(Data tied to figure images)
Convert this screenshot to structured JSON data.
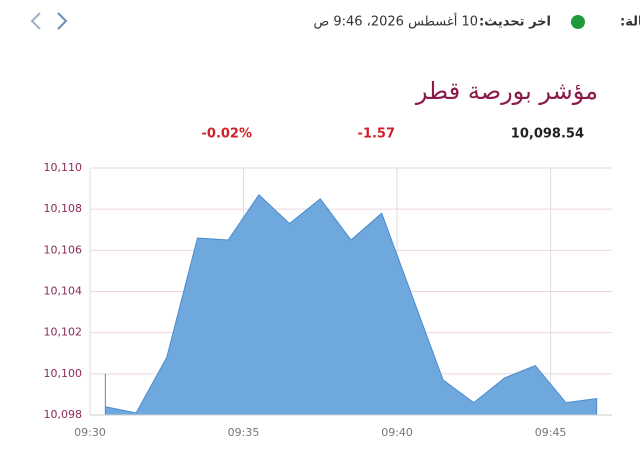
{
  "header": {
    "status_label": "الحالة:",
    "update_label": "اخر تحديث:",
    "update_time": "10 أغسطس 2026، 9:46 ص"
  },
  "stats": {
    "value": "10,098.54",
    "change": "-1.57",
    "change_percent": "-0.02%"
  },
  "chart_data": {
    "type": "area",
    "title": "مؤشر بورصة قطر",
    "color": "#6fa8dc",
    "line_color": "#4a8cd0",
    "x": [
      570.5,
      570.5,
      571.5,
      572.5,
      573.5,
      574.5,
      575.5,
      576.5,
      577.5,
      578.5,
      579.5,
      581.5,
      582.5,
      583.5,
      584.5,
      585.5,
      586.5
    ],
    "values": [
      10100.0,
      10098.4,
      10098.1,
      10100.8,
      10106.6,
      10106.5,
      10108.7,
      10107.3,
      10108.5,
      10106.5,
      10107.8,
      10099.7,
      10098.6,
      10099.8,
      10100.4,
      10098.6,
      10098.8
    ],
    "xlim": [
      570,
      587
    ],
    "xticks": [
      {
        "value": 570,
        "label": "09:30"
      },
      {
        "value": 575,
        "label": "09:35"
      },
      {
        "value": 580,
        "label": "09:40"
      },
      {
        "value": 585,
        "label": "09:45"
      }
    ],
    "ylim": [
      10098,
      10110
    ],
    "yticks": [
      {
        "value": 10098,
        "label": "10,098"
      },
      {
        "value": 10100,
        "label": "10,100"
      },
      {
        "value": 10102,
        "label": "10,102"
      },
      {
        "value": 10104,
        "label": "10,104"
      },
      {
        "value": 10106,
        "label": "10,106"
      },
      {
        "value": 10108,
        "label": "10,108"
      },
      {
        "value": 10110,
        "label": "10,110"
      }
    ],
    "grid": true
  }
}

*WHAT YOU NEED TO DO:*
All of the entries need to be transcribed word for word; pictures are left out.

*TASK OUTPUT:*
Convert this screenshot to structured JSON data.
{
  "header": {
    "status_label": "الحالة:",
    "update_label": "اخر تحديث:",
    "update_time": "10 أغسطس 2026، 9:46 ص"
  },
  "stats": {
    "value": "10,098.54",
    "change": "-1.57",
    "change_percent": "-0.02%"
  },
  "chart_data": {
    "type": "area",
    "title": "مؤشر بورصة قطر",
    "color": "#6fa8dc",
    "line_color": "#4a8cd0",
    "x": [
      570.5,
      570.5,
      571.5,
      572.5,
      573.5,
      574.5,
      575.5,
      576.5,
      577.5,
      578.5,
      579.5,
      581.5,
      582.5,
      583.5,
      584.5,
      585.5,
      586.5
    ],
    "values": [
      10100.0,
      10098.4,
      10098.1,
      10100.8,
      10106.6,
      10106.5,
      10108.7,
      10107.3,
      10108.5,
      10106.5,
      10107.8,
      10099.7,
      10098.6,
      10099.8,
      10100.4,
      10098.6,
      10098.8
    ],
    "xlim": [
      570,
      587
    ],
    "xticks": [
      {
        "value": 570,
        "label": "09:30"
      },
      {
        "value": 575,
        "label": "09:35"
      },
      {
        "value": 580,
        "label": "09:40"
      },
      {
        "value": 585,
        "label": "09:45"
      }
    ],
    "ylim": [
      10098,
      10110
    ],
    "yticks": [
      {
        "value": 10098,
        "label": "10,098"
      },
      {
        "value": 10100,
        "label": "10,100"
      },
      {
        "value": 10102,
        "label": "10,102"
      },
      {
        "value": 10104,
        "label": "10,104"
      },
      {
        "value": 10106,
        "label": "10,106"
      },
      {
        "value": 10108,
        "label": "10,108"
      },
      {
        "value": 10110,
        "label": "10,110"
      }
    ],
    "grid": true
  }
}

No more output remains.